The exercise asks you to copy every line below in which "следующей" appears.

# Start of Provided records

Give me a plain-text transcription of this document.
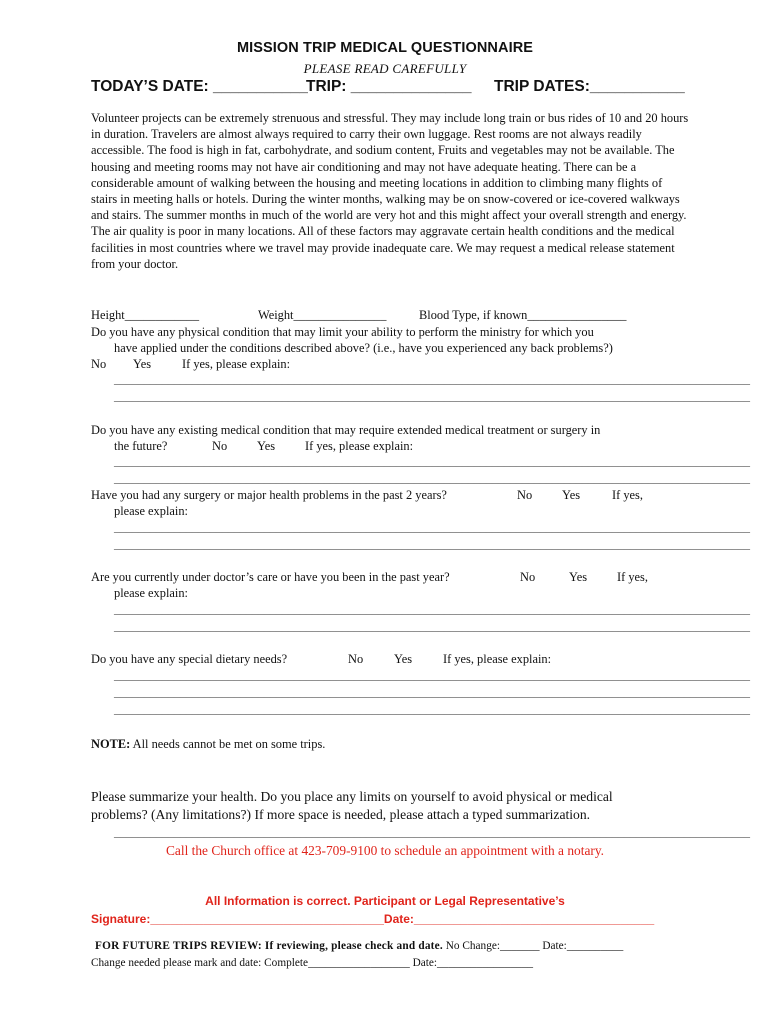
MISSION TRIP MEDICAL QUESTIONNAIRE
PLEASE READ CAREFULLY
TODAY’S DATE: ___________
TRIP: ______________ TRIP DATES:___________
Volunteer projects can be extremely strenuous and stressful. They may include long train or bus rides of 10 and 20 hours in duration. Travelers are almost always required to carry their own luggage. Rest rooms are not always readily accessible. The food is high in fat, carbohydrate, and sodium content, Fruits and vegetables may not be available. The housing and meeting rooms may not have air conditioning and may not have adequate heating. There can be a considerable amount of walking between the housing and meeting locations in addition to climbing many flights of stairs in meeting halls or hotels. During the winter months, walking may be on snow-covered or ice-covered walkways and stairs. The summer months in much of the world are very hot and this might affect your overall strength and energy. The air quality is poor in many locations. All of these factors may aggravate certain health conditions and the medical facilities in most countries where we travel may provide inadequate care. We may request a medical release statement from your doctor.
Height____________	Weight_______________	Blood Type, if known________________
Do you have any physical condition that may limit your ability to perform the ministry for which you
have applied under the conditions described above? (i.e., have you experienced any back problems?)
No Yes If yes, please explain:
__________________________________________________________________________________________________________
__________________________________________________________________________________________________________
Do you have any existing medical condition that may require extended medical treatment or surgery in
the future?	No Yes If yes, please explain:
__________________________________________________________________________________________________________
__________________________________________________________________________________________________________
Have you had any surgery or major health problems in the past 2 years?	No Yes	If yes,
please explain:
__________________________________________________________________________________________________________
__________________________________________________________________________________________________________
Are you currently under doctor’s care or have you been in the past year?	No	Yes If yes,
please explain:
__________________________________________________________________________________________________________
__________________________________________________________________________________________________________
Do you have any special dietary needs?	No Yes If yes, please explain:
__________________________________________________________________________________________________________
__________________________________________________________________________________________________________
__________________________________________________________________________________________________________
NOTE: All needs cannot be met on some trips.
Please summarize your health. Do you place any limits on yourself to avoid physical or medical
problems? (Any limitations?) If more space is needed, please attach a typed summarization.
__________________________________________________________________________________________________________
Call the Church office at 423-709-9100 to schedule an appointment with a notary.
All Information is correct. Participant or Legal Representative’s
Signature:___________________________________Date:____________________________________
FOR FUTURE TRIPS REVIEW: If reviewing, please check and date. No Change:_______ Date:__________
Change needed please mark and date: Complete__________________ Date:_________________
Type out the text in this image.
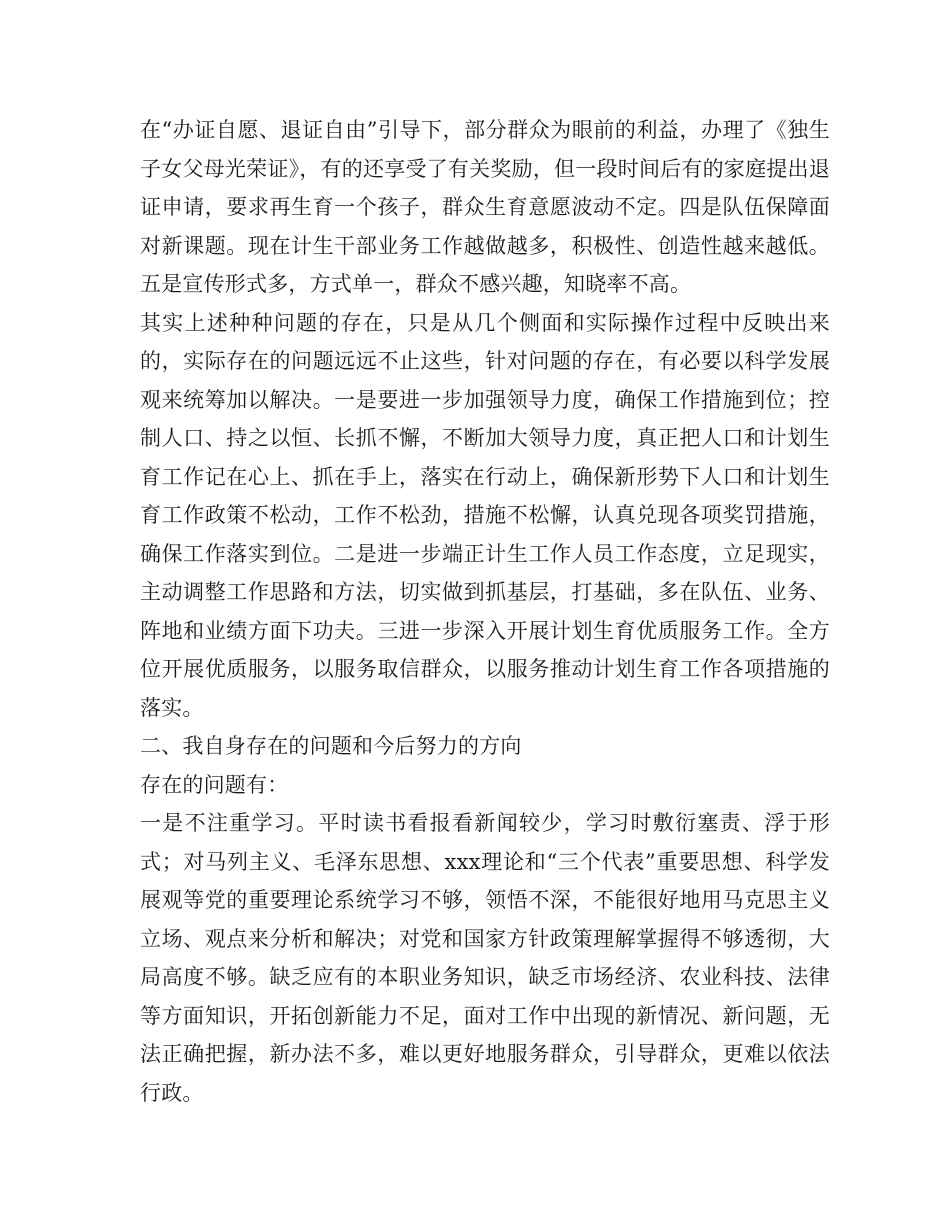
在“办证自愿、退证自由”引导下，部分群众为眼前的利益，办理了《独生子女父母光荣证》，有的还享受了有关奖励，但一段时间后有的家庭提出退证申请，要求再生育一个孩子，群众生育意愿波动不定。四是队伍保障面对新课题。现在计生干部业务工作越做越多，积极性、创造性越来越低。五是宣传形式多，方式单一，群众不感兴趣，知晓率不高。

其实上述种种问题的存在，只是从几个侧面和实际操作过程中反映出来的，实际存在的问题远远不止这些，针对问题的存在，有必要以科学发展观来统筹加以解决。一是要进一步加强领导力度，确保工作措施到位；控制人口、持之以恒、长抓不懈，不断加大领导力度，真正把人口和计划生育工作记在心上、抓在手上，落实在行动上，确保新形势下人口和计划生育工作政策不松动，工作不松劲，措施不松懈，认真兑现各项奖罚措施，确保工作落实到位。二是进一步端正计生工作人员工作态度，立足现实，主动调整工作思路和方法，切实做到抓基层，打基础，多在队伍、业务、阵地和业绩方面下功夫。三进一步深入开展计划生育优质服务工作。全方位开展优质服务，以服务取信群众，以服务推动计划生育工作各项措施的落实。

二、我自身存在的问题和今后努力的方向

存在的问题有：

一是不注重学习。平时读书看报看新闻较少，学习时敷衍塞责、浮于形式；对马列主义、毛泽东思想、xxx理论和“三个代表”重要思想、科学发展观等党的重要理论系统学习不够，领悟不深，不能很好地用马克思主义立场、观点来分析和解决；对党和国家方针政策理解掌握得不够透彻，大局高度不够。缺乏应有的本职业务知识，缺乏市场经济、农业科技、法律等方面知识，开拓创新能力不足，面对工作中出现的新情况、新问题，无法正确把握，新办法不多，难以更好地服务群众，引导群众，更难以依法行政。
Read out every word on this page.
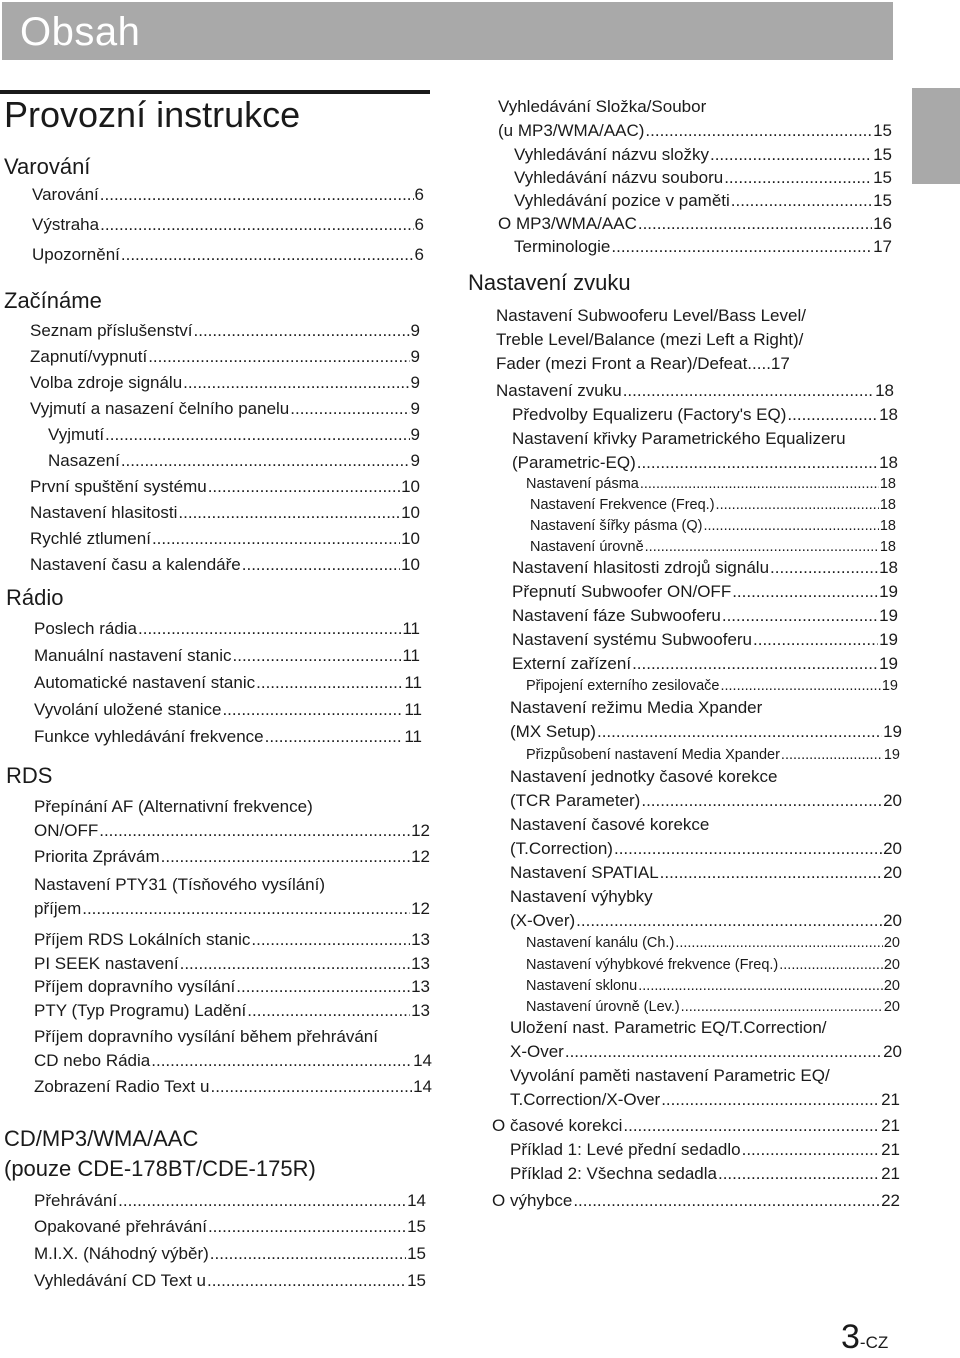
Obsah
Provozní instrukce
Varování
Varování .....	6
Výstraha .....	6
Upozornění .....	6
Začínáme
Seznam příslušenství .....	9
Zapnutí/vypnutí .....	9
Volba zdroje signálu .....	9
Vyjmutí a nasazení čelního panelu .....	9
Vyjmutí .....	9
Nasazení .....	9
První spuštění systému .....	10
Nastavení hlasitosti .....	10
Rychlé ztlumení .....	10
Nastavení času a kalendáře .....	10
Rádio
Poslech rádia .....	11
Manuální nastavení stanic .....	11
Automatické nastavení stanic .....	11
Vyvolání uložené stanice .....	11
Funkce vyhledávání frekvence .....	11
RDS
Přepínání AF (Alternativní frekvence)
ON/OFF .....	12
Priorita Zprávám .....	12
Nastavení PTY31 (Tísňového vysílání)
příjem .....	12
Příjem RDS Lokálních stanic .....	13
PI SEEK nastavení .....	13
Příjem dopravního vysílání .....	13
PTY (Typ Programu) Ladění .....	13
Příjem dopravního vysílání během přehrávání
CD nebo Rádia .....	14
Zobrazení Radio Text u .....	14
CD/MP3/WMA/AAC
(pouze CDE-178BT/CDE-175R)
Přehrávání .....	14
Opakované přehrávání .....	15
M.I.X. (Náhodný výběr) .....	15
Vyhledávání CD Text u .....	15
Vyhledávání Složka/Soubor
(u MP3/WMA/AAC) .....	15
Vyhledávání názvu složky .....	15
Vyhledávání názvu souboru .....	15
Vyhledávání pozice v paměti .....	15
O MP3/WMA/AAC .....	16
Terminologie .....	17
Nastavení zvuku
Nastavení Subwooferu Level/Bass Level/
Treble Level/Balance (mezi Left a Right)/
Fader (mezi Front a Rear)/Defeat.....17
Nastavení zvuku .....	18
Předvolby Equalizeru (Factory's EQ) .....	18
Nastavení křivky Parametrického Equalizeru
(Parametric-EQ) .....	18
Nastavení pásma .....	18
Nastavení Frekvence (Freq.) .....	18
Nastavení šířky pásma (Q) .....	18
Nastavení úrovně .....	18
Nastavení hlasitosti zdrojů signálu .....	18
Přepnutí Subwoofer ON/OFF .....	19
Nastavení fáze Subwooferu .....	19
Nastavení systému Subwooferu .....	19
Externí zařízení .....	19
Připojení externího zesilovače .....	19
Nastavení režimu Media Xpander
(MX Setup) .....	19
Přizpůsobení nastavení Media Xpander .....	19
Nastavení jednotky časové korekce
(TCR Parameter) .....	20
Nastavení časové korekce
(T.Correction) .....	20
Nastavení SPATIAL .....	20
Nastavení výhybky
(X-Over) .....	20
Nastavení kanálu (Ch.) .....	20
Nastavení výhybkové frekvence (Freq.) .....	20
Nastavení sklonu .....	20
Nastavení úrovně (Lev.) .....	20
Uložení nast. Parametric EQ/T.Correction/
X-Over .....	20
Vyvolání paměti nastavení Parametric EQ/
T.Correction/X-Over .....	21
O časové korekci .....	21
Příklad 1: Levé přední sedadlo .....	21
Příklad 2: Všechna sedadla .....	21
O výhybce .....	22
3-CZ
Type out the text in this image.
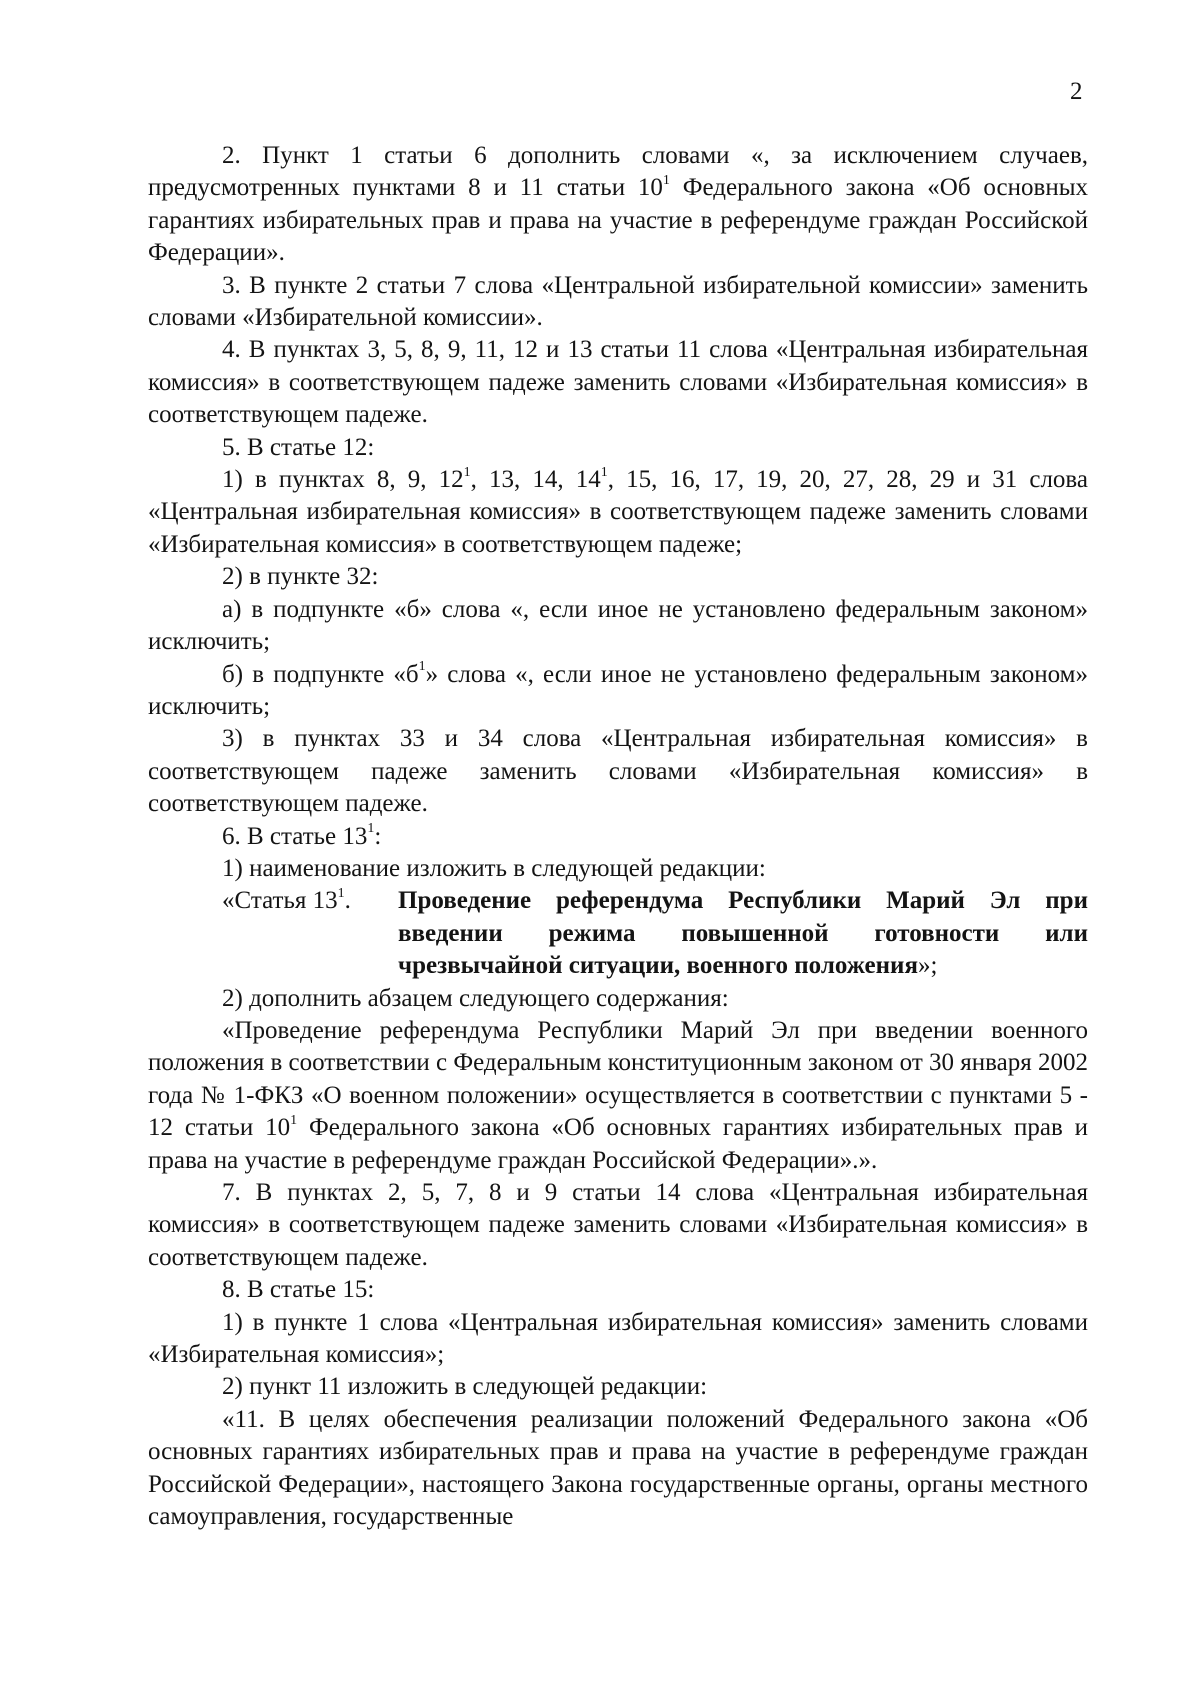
2

2. Пункт 1 статьи 6 дополнить словами «, за исключением случаев, предусмотренных пунктами 8 и 11 статьи $10^1$ Федерального закона «Об основных гарантиях избирательных прав и права на участие в референдуме граждан Российской Федерации».

3. В пункте 2 статьи 7 слова «Центральной избирательной комиссии» заменить словами «Избирательной комиссии».

4. В пунктах 3, 5, 8, 9, 11, 12 и 13 статьи 11 слова «Центральная избирательная комиссия» в соответствующем падеже заменить словами «Избирательная комиссия» в соответствующем падеже.

5. В статье 12:

1) в пунктах 8, 9, $12^1$, 13, 14, $14^1$, 15, 16, 17, 19, 20, 27, 28, 29 и 31 слова «Центральная избирательная комиссия» в соответствующем падеже заменить словами «Избирательная комиссия» в соответствующем падеже;

2) в пункте 32:

а) в подпункте «б» слова «, если иное не установлено федеральным законом» исключить;

б) в подпункте «$б^1$» слова «, если иное не установлено федеральным законом» исключить;

3) в пунктах 33 и 34 слова «Центральная избирательная комиссия» в соответствующем падеже заменить словами «Избирательная комиссия» в соответствующем падеже.

6. В статье $13^1$:

1) наименование изложить в следующей редакции:

«Статья $13^1$.	Проведение референдума Республики Марий Эл при введении режима повышенной готовности или чрезвычайной ситуации, военного положения»;

2) дополнить абзацем следующего содержания:

«Проведение референдума Республики Марий Эл при введении военного положения в соответствии с Федеральным конституционным законом от 30 января 2002 года № 1-ФКЗ «О военном положении» осуществляется в соответствии с пунктами 5 - 12 статьи $10^1$ Федерального закона «Об основных гарантиях избирательных прав и права на участие в референдуме граждан Российской Федерации».».

7. В пунктах 2, 5, 7, 8 и 9 статьи 14 слова «Центральная избирательная комиссия» в соответствующем падеже заменить словами «Избирательная комиссия» в соответствующем падеже.

8. В статье 15:

1) в пункте 1 слова «Центральная избирательная комиссия» заменить словами «Избирательная комиссия»;

2) пункт 11 изложить в следующей редакции:

«11. В целях обеспечения реализации положений Федерального закона «Об основных гарантиях избирательных прав и права на участие в референдуме граждан Российской Федерации», настоящего Закона государственные органы, органы местного самоуправления, государственные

# End of Provided records

● **Response**
1) наименование изложить в следующей редакции:
2) пункт 11 изложить в следующей редакции:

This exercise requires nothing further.